→ Zu lösende Aufgaben
1) Prüfe, ob die folgenden Aussagen mit dem Text zum Versetzungsantrag übereinstimmen. Antworte jeweils mit Ja oder Nein und zitiere die entscheidenden Worte des Textes wörtlich.
(a) Zu den Pflegeanforderungen im Haushalt des Antragstellers wurde fachliche Expertise eingeholt.
(b) Der Sozialdienst der Bundeswehr wird als Beispiel für weitere Stellen genannt, die um einen Beitrag gebeten werden können.
(c) Das Bundesministerium der Verteidigung hat zugesichert, die zusätzlichen dienstlichen Maßnahmen zu ergreifen.
2) Gib aus dem Text zum Versetzungsantrag die Stelle wieder, die bei den Worten „41 Nach Fußnote“ beginnt und nach „B aber auf.“ endet, und ersetze darin „Sozialdienst der Bundeswehr“ durch „Psychologische Dienst der Bundeswehr“.
3) Warum ist die Ablehnung des Versetzungsantrags laut dem Text zum Versetzungsantrag zum Zeitpunkt der Entscheidung ermessensfehlerhaft?

→ Extrahierter Text
40 Die Prüfung dieser Fragen fiel allerdings nicht in die militärärztliche Kompetenz, da sie über die Bewertung des Gesundheitszustands des Antragstellers und seiner Angehörigen hinausgeht. Darauf ist die militärärztliche Bewertung nach Nr. 207a Satz 1 AR A-1420/37 beschränkt ("dass eine Versetzung oder ein Verbleib am bisherigen Standort aufgrund einer militärärztlichen Bewertung wegen des Gesundheitszustandes einer bzw. eines mit ihr bzw. ihm in häuslicher Gemeinschaft lebenden Angehörigen notwendig ist"). Hinsichtlich der mit der Pflege verbundenen Umstände hätte der Sachverhalt weiter ermittelt werden müssen.
41 Nach Fußnote 19 zu Nr. 207 AR A-1420/37 sind bei der Bewertung gegebenenfalls weitere Stellen (ausdrücklich als Beispiel benannt wird der Sozialdienst der Bundeswehr) um einen Beitrag bzw. ein Gutachten zu bitten. Es ist weder vorgetragen, noch sonst ersichtlich, dass fachliche Expertise im Hinblick auf die Anforderungen an die Durchführung der Pflege im Haushalt des Antragstellers eingeholt worden wäre. Eine entsprechende weitere Aufklärung drängte sich aber im vorliegenden konkreten Einzelfall angesichts des substantiierten Vortrags des Antragstellers zur Unvereinbarkeit der Pflegeanforderungen mit der Wahrnehmung des Dienstpostens in B aber auf.
42 cc) Unabhängig davon ist die Ablehnung des Versetzungsantrags zum Zeitpunkt der Entscheidung ermessensfehlerhaft, weil selbst auf der Grundlage der Stellungnahme des Beratenden Arztes in der Gesamtschau das Vorliegen schwerwiegender persönlicher Gründe nur dann verneint werden kann, wenn darin genannte zusätzliche dienstliche Maßnahmen ergriffen werden. Es ist jedoch weder vom Bundesministerium der Verteidigung, noch von der Personalführung zugesichert worden, dass dies auch tatsächlich geschehen wird. Es erscheint auch zweifelhaft, ob derartige Maßnahmen bei einer Verwendung in einem Lagezentrum realisiert werden können.

→ Extrahierte Einträge

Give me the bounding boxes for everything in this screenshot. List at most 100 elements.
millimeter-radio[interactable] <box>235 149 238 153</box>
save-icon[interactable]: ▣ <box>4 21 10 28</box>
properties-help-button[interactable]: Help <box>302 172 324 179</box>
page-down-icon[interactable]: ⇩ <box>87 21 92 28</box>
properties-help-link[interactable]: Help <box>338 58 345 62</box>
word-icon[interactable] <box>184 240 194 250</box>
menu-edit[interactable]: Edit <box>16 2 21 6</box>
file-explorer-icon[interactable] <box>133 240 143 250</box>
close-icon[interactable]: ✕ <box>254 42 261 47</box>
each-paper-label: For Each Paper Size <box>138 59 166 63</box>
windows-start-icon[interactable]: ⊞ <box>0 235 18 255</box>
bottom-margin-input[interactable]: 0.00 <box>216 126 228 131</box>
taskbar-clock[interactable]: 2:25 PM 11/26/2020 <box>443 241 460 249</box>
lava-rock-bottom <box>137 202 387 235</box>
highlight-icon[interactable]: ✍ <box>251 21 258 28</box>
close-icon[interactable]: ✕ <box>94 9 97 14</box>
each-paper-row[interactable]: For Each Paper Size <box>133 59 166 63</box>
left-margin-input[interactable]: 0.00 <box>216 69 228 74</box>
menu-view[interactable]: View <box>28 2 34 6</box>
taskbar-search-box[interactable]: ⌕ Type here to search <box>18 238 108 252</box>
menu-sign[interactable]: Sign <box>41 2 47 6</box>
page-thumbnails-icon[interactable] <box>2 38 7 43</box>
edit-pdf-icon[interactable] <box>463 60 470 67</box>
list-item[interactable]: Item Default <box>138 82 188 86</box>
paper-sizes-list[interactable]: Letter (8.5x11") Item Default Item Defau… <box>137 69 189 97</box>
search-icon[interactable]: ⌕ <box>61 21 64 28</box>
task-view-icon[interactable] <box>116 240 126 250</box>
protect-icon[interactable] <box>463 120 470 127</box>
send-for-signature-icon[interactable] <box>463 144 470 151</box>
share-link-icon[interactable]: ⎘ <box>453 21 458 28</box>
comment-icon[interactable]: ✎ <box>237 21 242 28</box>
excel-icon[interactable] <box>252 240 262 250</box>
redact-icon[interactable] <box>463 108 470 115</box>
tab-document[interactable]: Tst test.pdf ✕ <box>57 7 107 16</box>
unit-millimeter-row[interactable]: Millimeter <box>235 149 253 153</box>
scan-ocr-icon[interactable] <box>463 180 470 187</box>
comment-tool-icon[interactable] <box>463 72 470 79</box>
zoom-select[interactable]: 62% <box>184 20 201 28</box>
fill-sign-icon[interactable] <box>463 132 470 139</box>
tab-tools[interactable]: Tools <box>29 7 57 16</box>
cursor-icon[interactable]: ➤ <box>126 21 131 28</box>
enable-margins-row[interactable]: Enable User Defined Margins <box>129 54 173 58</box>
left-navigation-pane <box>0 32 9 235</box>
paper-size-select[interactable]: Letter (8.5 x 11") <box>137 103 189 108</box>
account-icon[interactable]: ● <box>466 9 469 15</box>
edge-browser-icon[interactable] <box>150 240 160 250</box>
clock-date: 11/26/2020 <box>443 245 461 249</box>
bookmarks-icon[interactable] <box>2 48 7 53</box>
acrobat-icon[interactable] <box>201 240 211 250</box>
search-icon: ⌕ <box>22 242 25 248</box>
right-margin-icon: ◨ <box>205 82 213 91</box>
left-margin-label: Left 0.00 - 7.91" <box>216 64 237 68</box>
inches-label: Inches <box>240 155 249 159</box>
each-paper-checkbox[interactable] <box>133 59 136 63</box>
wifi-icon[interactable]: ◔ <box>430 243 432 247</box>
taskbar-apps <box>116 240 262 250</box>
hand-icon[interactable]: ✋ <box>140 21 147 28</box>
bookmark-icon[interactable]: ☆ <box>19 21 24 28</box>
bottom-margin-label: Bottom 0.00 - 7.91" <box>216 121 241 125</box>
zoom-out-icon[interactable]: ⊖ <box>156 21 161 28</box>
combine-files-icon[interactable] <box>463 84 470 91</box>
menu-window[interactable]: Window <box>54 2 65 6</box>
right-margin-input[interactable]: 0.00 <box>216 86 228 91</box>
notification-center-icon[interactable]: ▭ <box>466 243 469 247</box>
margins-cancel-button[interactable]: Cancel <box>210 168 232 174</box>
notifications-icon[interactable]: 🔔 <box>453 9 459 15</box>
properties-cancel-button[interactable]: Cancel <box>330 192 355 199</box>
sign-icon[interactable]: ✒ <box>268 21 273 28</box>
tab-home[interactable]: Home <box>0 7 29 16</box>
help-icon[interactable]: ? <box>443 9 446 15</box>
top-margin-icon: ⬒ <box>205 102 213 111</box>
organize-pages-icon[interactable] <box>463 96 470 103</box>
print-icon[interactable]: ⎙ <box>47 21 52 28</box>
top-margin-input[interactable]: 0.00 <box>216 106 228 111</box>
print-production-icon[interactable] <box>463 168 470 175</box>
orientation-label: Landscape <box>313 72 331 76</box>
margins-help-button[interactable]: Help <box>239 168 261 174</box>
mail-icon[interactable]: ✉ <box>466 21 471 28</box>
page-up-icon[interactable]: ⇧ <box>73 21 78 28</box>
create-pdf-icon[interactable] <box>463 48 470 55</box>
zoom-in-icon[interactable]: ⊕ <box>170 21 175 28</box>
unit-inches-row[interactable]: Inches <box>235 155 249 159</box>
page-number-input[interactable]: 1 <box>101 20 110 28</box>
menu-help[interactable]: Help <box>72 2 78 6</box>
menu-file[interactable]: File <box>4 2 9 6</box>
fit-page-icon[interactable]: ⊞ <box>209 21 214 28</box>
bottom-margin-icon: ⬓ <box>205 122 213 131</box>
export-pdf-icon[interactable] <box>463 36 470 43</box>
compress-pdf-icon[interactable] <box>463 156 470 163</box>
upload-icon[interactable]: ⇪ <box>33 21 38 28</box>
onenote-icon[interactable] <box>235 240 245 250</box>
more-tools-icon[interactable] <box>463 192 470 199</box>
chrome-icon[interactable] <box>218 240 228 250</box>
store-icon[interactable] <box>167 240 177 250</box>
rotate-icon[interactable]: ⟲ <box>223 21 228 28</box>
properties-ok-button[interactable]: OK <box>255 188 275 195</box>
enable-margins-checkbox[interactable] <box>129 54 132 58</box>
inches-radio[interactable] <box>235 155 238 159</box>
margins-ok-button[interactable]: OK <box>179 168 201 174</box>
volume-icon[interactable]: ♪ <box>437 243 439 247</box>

→ Gelöste Aufgaben
1)
(a) Nein: „Es ist weder vorgetragen, noch sonst ersichtlich, dass fachliche Expertise im Hinblick auf die Anforderungen an die Durchführung der Pflege im Haushalt des Antragstellers eingeholt worden wäre.“
(b) Ja: „ausdrücklich als Beispiel benannt wird der Sozialdienst der Bundeswehr“
(c) Nein: „Es ist jedoch weder vom Bundesministerium der Verteidigung, noch von der Personalführung zugesichert worden, dass dies auch tatsächlich geschehen wird.“

2)
41 Nach Fußnote 19 zu Nr. 207 AR A-1420/37 sind bei der Bewertung gegebenenfalls weitere Stellen (ausdrücklich als Beispiel benannt wird der Psychologische Dienst der Bundeswehr) um einen Beitrag bzw. ein Gutachten zu bitten. Es ist weder vorgetragen, noch sonst ersichtlich, dass fachliche Expertise im Hinblick auf die Anforderungen an die Durchführung der Pflege im Haushalt des Antragstellers eingeholt worden wäre. Eine entsprechende weitere Aufklärung drängte sich aber im vorliegenden konkreten Einzelfall angesichts des substantiierten Vortrags des Antragstellers zur Unvereinbarkeit der Pflegeanforderungen mit der Wahrnehmung des Dienstpostens in B aber auf.

3) Selbst nach der Stellungnahme des Beratenden Arztes lassen sich schwerwiegende persönliche Gründe nur verneinen, wenn die dort genannten zusätzlichen dienstlichen Maßnahmen ergriffen werden. Weder das Bundesministerium der Verteidigung noch die Personalführung hat zugesichert, dass dies tatsächlich geschieht.